┌──

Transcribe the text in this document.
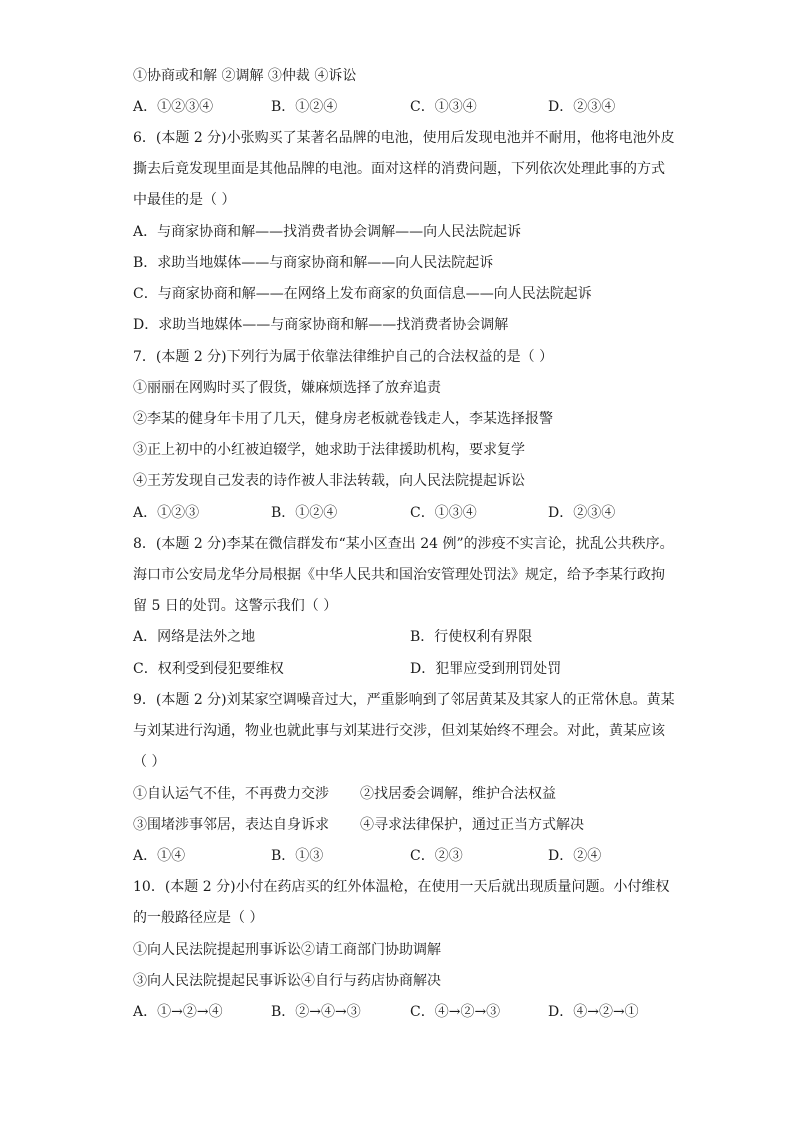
①协商或和解 ②调解 ③仲裁 ④诉讼
A．①②③④	B．①②④	C．①③④	D．②③④
6．(本题 2 分)小张购买了某著名品牌的电池，使用后发现电池并不耐用，他将电池外皮
撕去后竟发现里面是其他品牌的电池。面对这样的消费问题，下列依次处理此事的方式
中最佳的是（ ）
A．与商家协商和解——找消费者协会调解——向人民法院起诉
B．求助当地媒体——与商家协商和解——向人民法院起诉
C．与商家协商和解——在网络上发布商家的负面信息——向人民法院起诉
D．求助当地媒体——与商家协商和解——找消费者协会调解
7．(本题 2 分)下列行为属于依靠法律维护自己的合法权益的是（ ）
①丽丽在网购时买了假货，嫌麻烦选择了放弃追责
②李某的健身年卡用了几天，健身房老板就卷钱走人，李某选择报警
③正上初中的小红被迫辍学，她求助于法律援助机构，要求复学
④王芳发现自己发表的诗作被人非法转载，向人民法院提起诉讼
A．①②③	B．①②④	C．①③④	D．②③④
8．(本题 2 分)李某在微信群发布“某小区查出 24 例”的涉疫不实言论，扰乱公共秩序。
海口市公安局龙华分局根据《中华人民共和国治安管理处罚法》规定，给予李某行政拘
留 5 日的处罚。这警示我们（ ）
A．网络是法外之地	B．行使权利有界限
C．权利受到侵犯要维权	D．犯罪应受到刑罚处罚
9．(本题 2 分)刘某家空调噪音过大，严重影响到了邻居黄某及其家人的正常休息。黄某
与刘某进行沟通，物业也就此事与刘某进行交涉，但刘某始终不理会。对此，黄某应该
（ ）
①自认运气不佳，不再费力交涉 ②找居委会调解，维护合法权益
③围堵涉事邻居，表达自身诉求 ④寻求法律保护，通过正当方式解决
A．①④	B．①③	C．②③	D．②④
10．(本题 2 分)小付在药店买的红外体温枪，在使用一天后就出现质量问题。小付维权
的一般路径应是（ ）
①向人民法院提起刑事诉讼②请工商部门协助调解
③向人民法院提起民事诉讼④自行与药店协商解决
A．①→②→④	B．②→④→③	C．④→②→③	D．④→②→①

└──

• [What you have to do] Copy out each line of the entries that holds "与商家协商和解".

• [Exercise result]
A．与商家协商和解——找消费者协会调解——向人民法院起诉
B．求助当地媒体——与商家协商和解——向人民法院起诉
C．与商家协商和解——在网络上发布商家的负面信息——向人民法院起诉
D．求助当地媒体——与商家协商和解——找消费者协会调解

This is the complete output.